● **THE EXERCISE**
Report back each line of the records that contains the string "службы".

########################################

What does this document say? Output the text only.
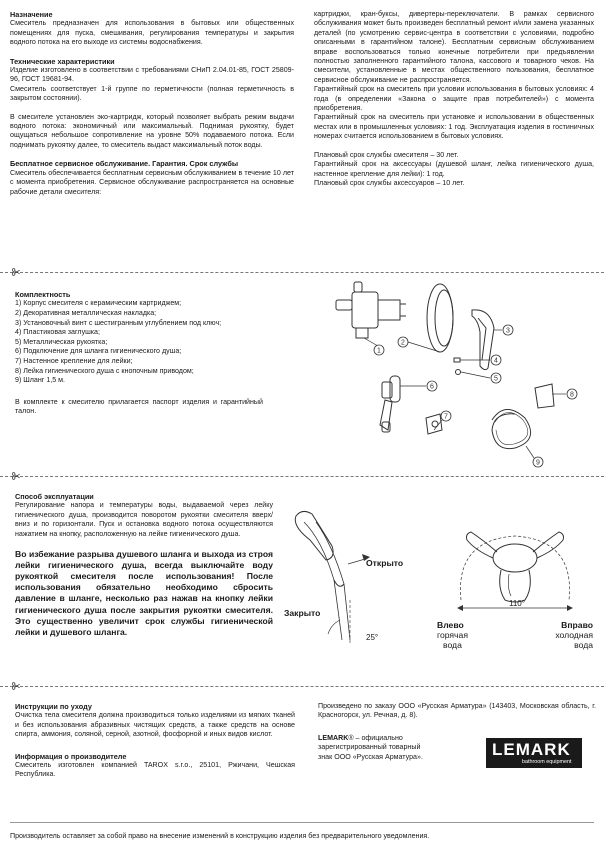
Назначение

Смеситель предназначен для использования в бытовых или общественных помещениях для пуска, смешивания, регулирования температуры и закрытия водного потока на его выходе из системы водоснабжения.

Технические характеристики

Изделие изготовлено в соответствии с требованиями СНиП 2.04.01-85, ГОСТ 25809-96, ГОСТ 19681-94.

Смеситель соответствует 1-й группе по герметичности (полная герметичность в закрытом состоянии).

В смесителе установлен эко-картридж, который позволяет выбрать режим выдачи водного потока: экономичный или максимальный. Поднимая рукоятку, будет ощущаться небольшое сопротивление на уровне 50% подаваемого потока. Если поднимать рукоятку далее, то смеситель выдаст максимальный поток воды.

Бесплатное сервисное обслуживание. Гарантия. Срок службы

Смеситель обеспечивается бесплатным сервисным обслуживанием в течение 10 лет с момента приобретения. Сервисное обслуживание распространяется на основные рабочие детали смесителя:

картриджи, кран-буксы, дивертеры-переключатели. В рамках сервисного обслуживания может быть произведен бесплатный ремонт и/или замена указанных деталей (по усмотрению сервис-центра в соответствии с условиями, подробно описанными в гарантийном талоне). Бесплатным сервисным обслуживанием вправе воспользоваться только конечные потребители при предъявлении полностью заполненного гарантийного талона, кассового и товарного чеков. На смесители, установленные в местах общественного пользования, бесплатное сервисное обслуживание не распространяется.

Гарантийный срок на смеситель при условии использования в бытовых условиях: 4 года (в определении «Закона о защите прав потребителей») с момента приобретения.

Гарантийный срок на смеситель при установке и использовании в общественных местах или в промышленных условиях: 1 год. Эксплуатация изделия в гостиничных номерах считается использованием в бытовых условиях.

Плановый срок службы смесителя – 30 лет.

Гарантийный срок на аксессуары (душевой шланг, лейка гигиенического душа, настенное крепление для лейки): 1 год.

Плановый срок службы аксессуаров – 10 лет.

Комплектность

1) Корпус смесителя с керамическим картриджем;
2) Декоративная металлическая накладка;
3) Установочный винт с шестигранным углублением под ключ;
4) Пластиковая заглушка;
5) Металлическая рукоятка;
6) Подключение для шланга гигиенического душа;
7) Настенное крепление для лейки;
8) Лейка гигиенического душа с кнопочным приводом;
9) Шланг 1,5 м.

В комплекте к смесителю прилагается паспорт изделия и гарантийный талон.

1
2
3
4
5
6
7
8
9

Способ эксплуатации

Регулирование напора и температуры воды, выдаваемой через лейку гигиенического душа, производится поворотом рукоятки смесителя вверх/вниз и по горизонтали. Пуск и остановка водного потока осуществляются нажатием на кнопку, расположенную на лейке гигиенического душа.

Во избежание разрыва душевого шланга и выхода из строя лейки гигиенического душа, всегда выключайте воду рукояткой смесителя после использования! После использования обязательно необходимо сбросить давление в шланге, несколько раз нажав на кнопку лейки гигиенического душа после закрытия рукоятки смесителя. Это существенно увеличит срок службы гигиенической лейки и душевого шланга.

Открыто
Закрыто
25°
110°
Влево
горячая
вода
Вправо
холодная
вода

Инструкции по уходу

Очистка тела смесителя должна производиться только изделиями из мягких тканей и без использования абразивных чистящих средств, а также средств на основе спирта, аммония, соляной, серной, азотной, фосфорной и иных видов кислот.

Информация о производителе

Смеситель изготовлен компанией TAROX s.r.o., 25101, Ржичани, Чешская Республика.

Произведено по заказу ООО «Русская Арматура» (143403, Московская область, г. Красногорск, ул. Речная, д. 8).

LEMARK® – официально
зарегистрированный товарный
знак ООО «Русская Арматура».	LEMARK
bathroom equipment
Производитель оставляет за собой право на внесение изменений в конструкцию изделия без предварительного уведомления.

########################################

● **COMPLETE ANSWER**
Бесплатное сервисное обслуживание. Гарантия. Срок службы
Плановый срок службы смесителя – 30 лет.
Плановый срок службы аксессуаров – 10 лет.
Во избежание разрыва душевого шланга и выхода из строя лейки гигиенического душа, всегда выключайте воду рукояткой смесителя после использования! После использования обязательно необходимо сбросить давление в шланге, несколько раз нажав на кнопку лейки гигиенического душа после закрытия рукоятки смесителя. Это существенно увеличит срок службы гигиенической лейки и душевого шланга.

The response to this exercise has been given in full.